▶ **Dados de entrada**
——

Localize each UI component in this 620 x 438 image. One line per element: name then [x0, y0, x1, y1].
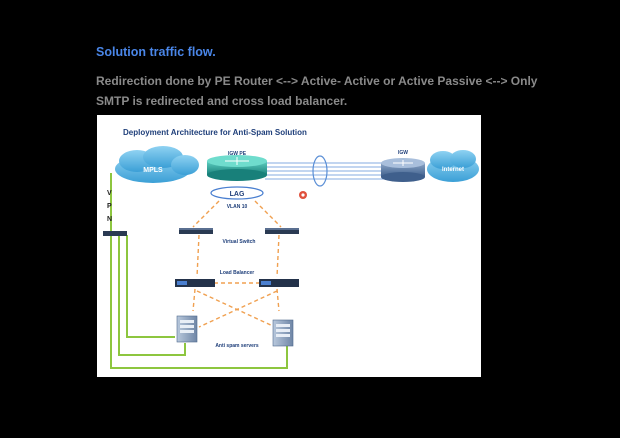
virtual-switch-right-icon [265, 228, 299, 234]
slide-title: Solution traffic flow. [96, 45, 216, 59]
lag-label: LAG [230, 191, 245, 198]
green-link-vpn-to-server-left [118, 235, 186, 356]
diagram-canvas: Deployment Architecture for Anti-Spam So… [103, 128, 479, 369]
green-link-mpls-to-server-right [110, 173, 288, 369]
green-link-vpn-to-server-left-2 [126, 235, 175, 338]
vlan-label: VLAN 10 [227, 204, 248, 210]
diagram-title: Deployment Architecture for Anti-Spam So… [123, 128, 307, 137]
slide-body: Redirection done by PE Router <--> Activ… [96, 71, 538, 111]
load-balancer-label: Load Balancer [220, 270, 255, 276]
internet-cloud-icon [427, 150, 479, 182]
virtual-switch-left-icon [179, 228, 213, 234]
vpn-device-icon [103, 231, 127, 236]
green-links [110, 173, 288, 369]
anti-spam-server-right-icon [272, 319, 294, 347]
igw-label: IGW [398, 150, 408, 156]
anti-spam-server-left-icon [176, 315, 198, 343]
architecture-diagram: Deployment Architecture for Anti-Spam So… [97, 115, 481, 377]
igw-pe-router-icon [207, 155, 267, 181]
virtual-switch-label: Virtual Switch [223, 239, 256, 245]
anti-spam-servers-label: Anti spam servers [215, 343, 259, 349]
igw-router-icon [381, 158, 425, 182]
load-balancer-right-icon [259, 279, 299, 287]
lag-ellipse [210, 186, 264, 200]
mpls-label: MPLS [143, 167, 163, 174]
mpls-cloud-icon [115, 146, 199, 183]
vpn-letter-v: V [107, 190, 112, 197]
load-balancer-left-icon [175, 279, 215, 287]
link-bundle-ring [312, 155, 328, 187]
slide-body-line-2: SMTP is redirected and cross load balanc… [96, 94, 348, 108]
internet-label: Internet [442, 167, 464, 173]
igw-pe-label: IGW PE [228, 151, 247, 157]
dashed-links [192, 200, 282, 328]
vpn-letter-n: N [107, 216, 112, 223]
vpn-letter-p: P [107, 203, 112, 210]
slide-body-line-1: Redirection done by PE Router <--> Activ… [96, 74, 538, 88]
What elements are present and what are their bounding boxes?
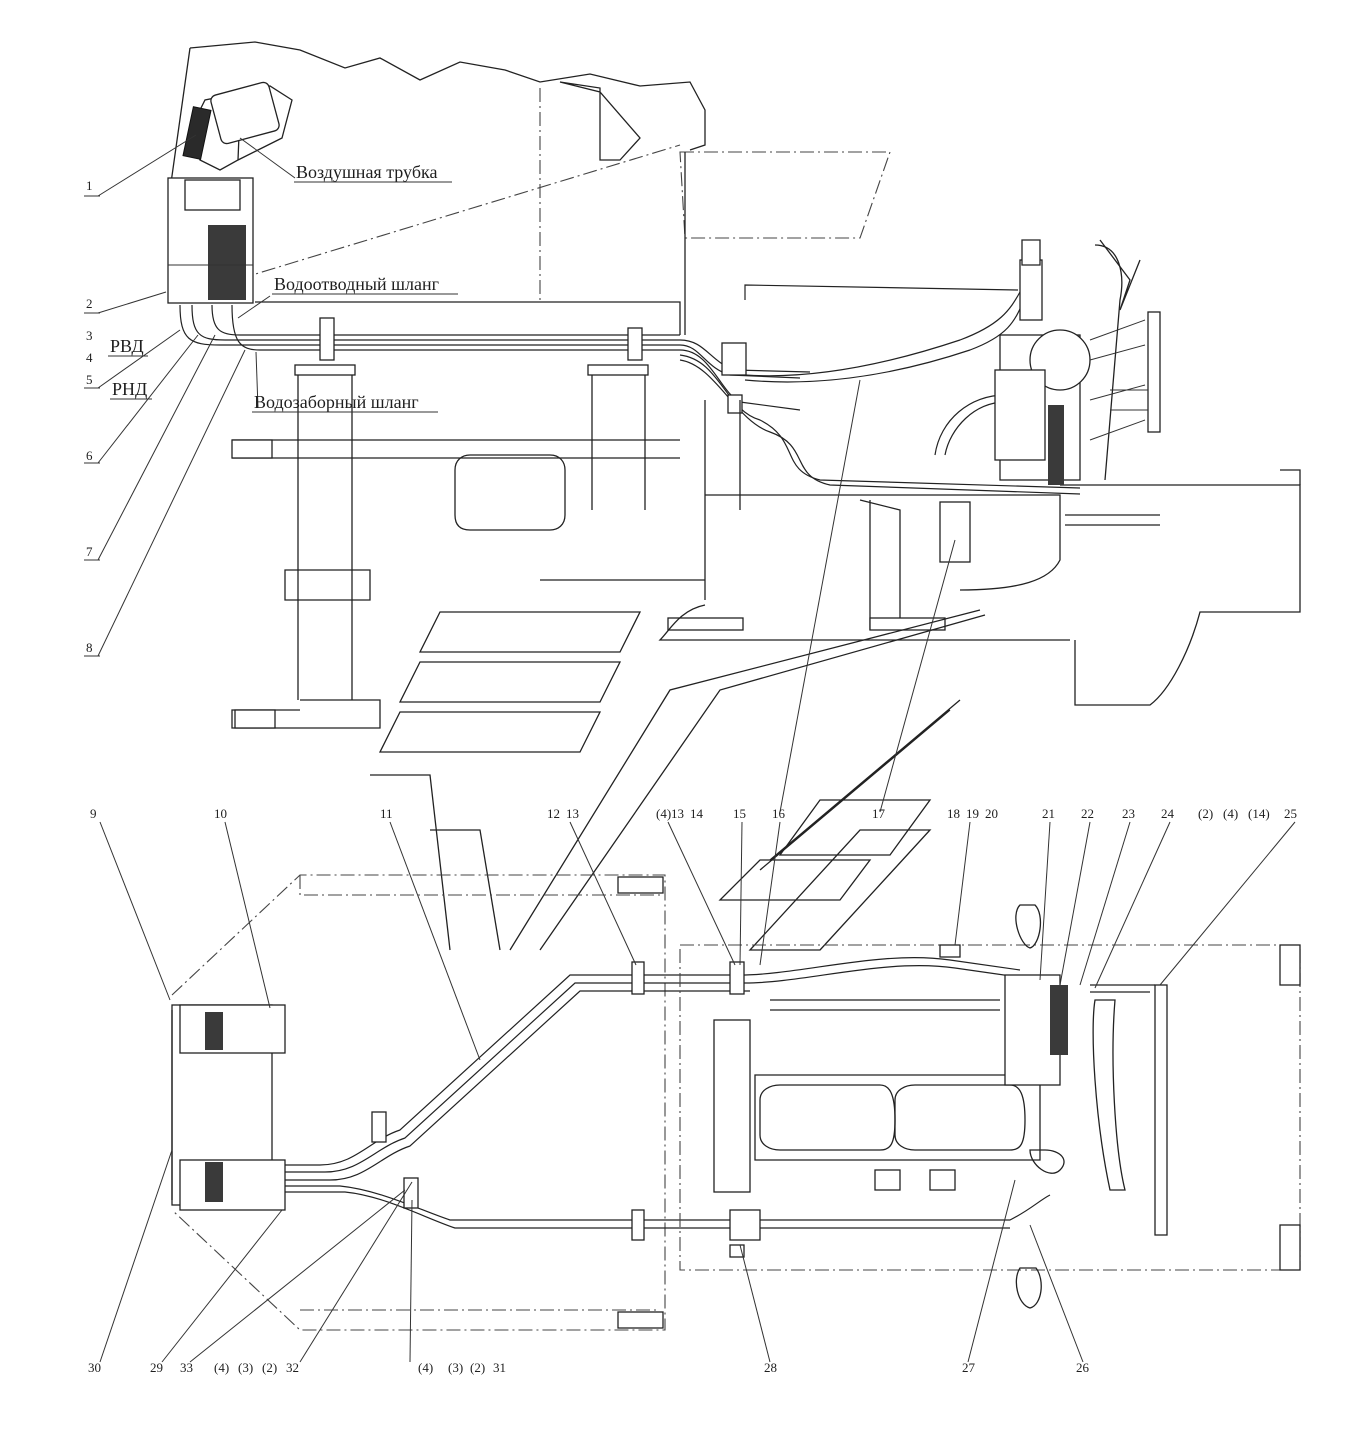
upper-view bbox=[167, 41, 1301, 951]
callout-14-paren: (14) bbox=[1248, 806, 1270, 821]
callout-2: 2 bbox=[86, 296, 93, 311]
callout-33: 33 bbox=[180, 1360, 193, 1375]
upper-callout-leaders bbox=[97, 134, 956, 813]
upper-text-labels: Воздушная трубка Водоотводный шланг Водо… bbox=[110, 162, 439, 412]
lower-callout-leaders bbox=[99, 821, 1296, 1363]
callout-4-paren-d: (4) bbox=[418, 1360, 433, 1375]
label-rvd: РВД bbox=[110, 336, 144, 356]
callout-3: 3 bbox=[86, 328, 93, 343]
callout-30: 30 bbox=[88, 1360, 101, 1375]
callout-5: 5 bbox=[86, 372, 93, 387]
callout-underlines bbox=[84, 181, 458, 657]
callout-3-paren-b: (3) bbox=[448, 1360, 463, 1375]
callout-7: 7 bbox=[86, 544, 93, 559]
callout-32: 32 bbox=[286, 1360, 299, 1375]
callout-4-paren-b: (4) bbox=[1223, 806, 1238, 821]
callout-31: 31 bbox=[493, 1360, 506, 1375]
callout-2-paren: (2) bbox=[1198, 806, 1213, 821]
label-rnd: РНД bbox=[112, 379, 147, 399]
callout-4: 4 bbox=[86, 350, 93, 365]
callout-11: 11 bbox=[380, 806, 393, 821]
label-air-tube: Воздушная трубка bbox=[296, 162, 437, 182]
callout-18: 18 bbox=[947, 806, 960, 821]
callout-17: 17 bbox=[872, 806, 886, 821]
callout-8: 8 bbox=[86, 640, 93, 655]
callout-29: 29 bbox=[150, 1360, 163, 1375]
label-intake-hose: Водозаборный шланг bbox=[254, 392, 419, 412]
lower-callouts-top: 9 10 11 12 13 (4) 13 14 15 16 17 18 19 2… bbox=[90, 806, 1297, 821]
callout-13b: 13 bbox=[671, 806, 684, 821]
callout-9: 9 bbox=[90, 806, 97, 821]
lower-callouts-bottom: 30 29 33 (4) (3) (2) 32 (4) (3) (2) 31 2… bbox=[88, 1360, 1090, 1375]
lower-view bbox=[171, 874, 1301, 1331]
callout-10: 10 bbox=[214, 806, 227, 821]
label-drain-hose: Водоотводный шланг bbox=[274, 274, 439, 294]
callout-25: 25 bbox=[1284, 806, 1297, 821]
callout-4-paren: (4) bbox=[656, 806, 671, 821]
callout-16: 16 bbox=[772, 806, 786, 821]
callout-12: 12 bbox=[547, 806, 560, 821]
callout-13: 13 bbox=[566, 806, 579, 821]
callout-24: 24 bbox=[1161, 806, 1175, 821]
callout-27: 27 bbox=[962, 1360, 976, 1375]
callout-1: 1 bbox=[86, 178, 93, 193]
callout-28: 28 bbox=[764, 1360, 777, 1375]
callout-15: 15 bbox=[733, 806, 746, 821]
callout-26: 26 bbox=[1076, 1360, 1090, 1375]
callout-3-paren: (3) bbox=[238, 1360, 253, 1375]
callout-19: 19 bbox=[966, 806, 979, 821]
callout-21: 21 bbox=[1042, 806, 1055, 821]
upper-callouts: 1 2 3 4 5 6 7 8 bbox=[86, 178, 93, 655]
callout-22: 22 bbox=[1081, 806, 1094, 821]
callout-14: 14 bbox=[690, 806, 704, 821]
callout-23: 23 bbox=[1122, 806, 1135, 821]
callout-20: 20 bbox=[985, 806, 998, 821]
callout-4-paren-c: (4) bbox=[214, 1360, 229, 1375]
callout-2-paren-b: (2) bbox=[262, 1360, 277, 1375]
callout-2-paren-c: (2) bbox=[470, 1360, 485, 1375]
callout-6: 6 bbox=[86, 448, 93, 463]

——

▶ **Pedido**
Pode repetir estas linhas sem alterar nada, em todos os itens, deixando as imagens de fora da resposta?

▶ **Resposta completa**
Localize each UI component in this 620 x 438 image. One line per element: name then [x0, y0, x1, y1].
virtual-switch-right-icon [265, 228, 299, 234]
slide-title: Solution traffic flow. [96, 45, 216, 59]
lag-label: LAG [230, 191, 245, 198]
green-link-vpn-to-server-left [118, 235, 186, 356]
diagram-canvas: Deployment Architecture for Anti-Spam So… [103, 128, 479, 369]
green-link-mpls-to-server-right [110, 173, 288, 369]
green-link-vpn-to-server-left-2 [126, 235, 175, 338]
vlan-label: VLAN 10 [227, 204, 248, 210]
diagram-title: Deployment Architecture for Anti-Spam So… [123, 128, 307, 137]
slide-body: Redirection done by PE Router <--> Activ… [96, 71, 538, 111]
load-balancer-label: Load Balancer [220, 270, 255, 276]
internet-cloud-icon [427, 150, 479, 182]
virtual-switch-left-icon [179, 228, 213, 234]
vpn-device-icon [103, 231, 127, 236]
green-links [110, 173, 288, 369]
anti-spam-server-right-icon [272, 319, 294, 347]
igw-label: IGW [398, 150, 408, 156]
anti-spam-server-left-icon [176, 315, 198, 343]
architecture-diagram: Deployment Architecture for Anti-Spam So… [97, 115, 481, 377]
igw-pe-router-icon [207, 155, 267, 181]
virtual-switch-label: Virtual Switch [223, 239, 256, 245]
anti-spam-servers-label: Anti spam servers [215, 343, 259, 349]
igw-router-icon [381, 158, 425, 182]
load-balancer-right-icon [259, 279, 299, 287]
lag-ellipse [210, 186, 264, 200]
mpls-label: MPLS [143, 167, 163, 174]
mpls-cloud-icon [115, 146, 199, 183]
vpn-letter-v: V [107, 190, 112, 197]
load-balancer-left-icon [175, 279, 215, 287]
link-bundle-ring [312, 155, 328, 187]
slide-body-line-2: SMTP is redirected and cross load balanc… [96, 94, 348, 108]
internet-label: Internet [442, 167, 464, 173]
igw-pe-label: IGW PE [228, 151, 247, 157]
dashed-links [192, 200, 282, 328]
vpn-letter-n: N [107, 216, 112, 223]
vpn-letter-p: P [107, 203, 112, 210]
slide-body-line-1: Redirection done by PE Router <--> Activ… [96, 74, 538, 88]
What elements are present and what are their bounding boxes?
upper-view bbox=[167, 41, 1301, 951]
callout-14-paren: (14) bbox=[1248, 806, 1270, 821]
callout-2: 2 bbox=[86, 296, 93, 311]
callout-33: 33 bbox=[180, 1360, 193, 1375]
upper-callout-leaders bbox=[97, 134, 956, 813]
upper-text-labels: Воздушная трубка Водоотводный шланг Водо… bbox=[110, 162, 439, 412]
lower-callout-leaders bbox=[99, 821, 1296, 1363]
callout-4-paren-d: (4) bbox=[418, 1360, 433, 1375]
label-rvd: РВД bbox=[110, 336, 144, 356]
callout-3: 3 bbox=[86, 328, 93, 343]
callout-30: 30 bbox=[88, 1360, 101, 1375]
callout-5: 5 bbox=[86, 372, 93, 387]
callout-underlines bbox=[84, 181, 458, 657]
callout-3-paren-b: (3) bbox=[448, 1360, 463, 1375]
callout-7: 7 bbox=[86, 544, 93, 559]
callout-32: 32 bbox=[286, 1360, 299, 1375]
callout-4-paren-b: (4) bbox=[1223, 806, 1238, 821]
callout-31: 31 bbox=[493, 1360, 506, 1375]
callout-2-paren: (2) bbox=[1198, 806, 1213, 821]
label-rnd: РНД bbox=[112, 379, 147, 399]
callout-4: 4 bbox=[86, 350, 93, 365]
callout-11: 11 bbox=[380, 806, 393, 821]
label-air-tube: Воздушная трубка bbox=[296, 162, 437, 182]
callout-18: 18 bbox=[947, 806, 960, 821]
callout-17: 17 bbox=[872, 806, 886, 821]
callout-8: 8 bbox=[86, 640, 93, 655]
callout-29: 29 bbox=[150, 1360, 163, 1375]
label-intake-hose: Водозаборный шланг bbox=[254, 392, 419, 412]
lower-callouts-top: 9 10 11 12 13 (4) 13 14 15 16 17 18 19 2… bbox=[90, 806, 1297, 821]
callout-13b: 13 bbox=[671, 806, 684, 821]
callout-9: 9 bbox=[90, 806, 97, 821]
lower-callouts-bottom: 30 29 33 (4) (3) (2) 32 (4) (3) (2) 31 2… bbox=[88, 1360, 1090, 1375]
lower-view bbox=[171, 874, 1301, 1331]
callout-10: 10 bbox=[214, 806, 227, 821]
label-drain-hose: Водоотводный шланг bbox=[274, 274, 439, 294]
callout-25: 25 bbox=[1284, 806, 1297, 821]
callout-4-paren: (4) bbox=[656, 806, 671, 821]
callout-16: 16 bbox=[772, 806, 786, 821]
callout-12: 12 bbox=[547, 806, 560, 821]
callout-13: 13 bbox=[566, 806, 579, 821]
callout-24: 24 bbox=[1161, 806, 1175, 821]
callout-27: 27 bbox=[962, 1360, 976, 1375]
callout-1: 1 bbox=[86, 178, 93, 193]
callout-28: 28 bbox=[764, 1360, 777, 1375]
callout-15: 15 bbox=[733, 806, 746, 821]
callout-26: 26 bbox=[1076, 1360, 1090, 1375]
callout-3-paren: (3) bbox=[238, 1360, 253, 1375]
callout-19: 19 bbox=[966, 806, 979, 821]
callout-21: 21 bbox=[1042, 806, 1055, 821]
upper-callouts: 1 2 3 4 5 6 7 8 bbox=[86, 178, 93, 655]
callout-22: 22 bbox=[1081, 806, 1094, 821]
callout-14: 14 bbox=[690, 806, 704, 821]
callout-23: 23 bbox=[1122, 806, 1135, 821]
callout-20: 20 bbox=[985, 806, 998, 821]
callout-4-paren-c: (4) bbox=[214, 1360, 229, 1375]
callout-2-paren-b: (2) bbox=[262, 1360, 277, 1375]
callout-2-paren-c: (2) bbox=[470, 1360, 485, 1375]
callout-6: 6 bbox=[86, 448, 93, 463]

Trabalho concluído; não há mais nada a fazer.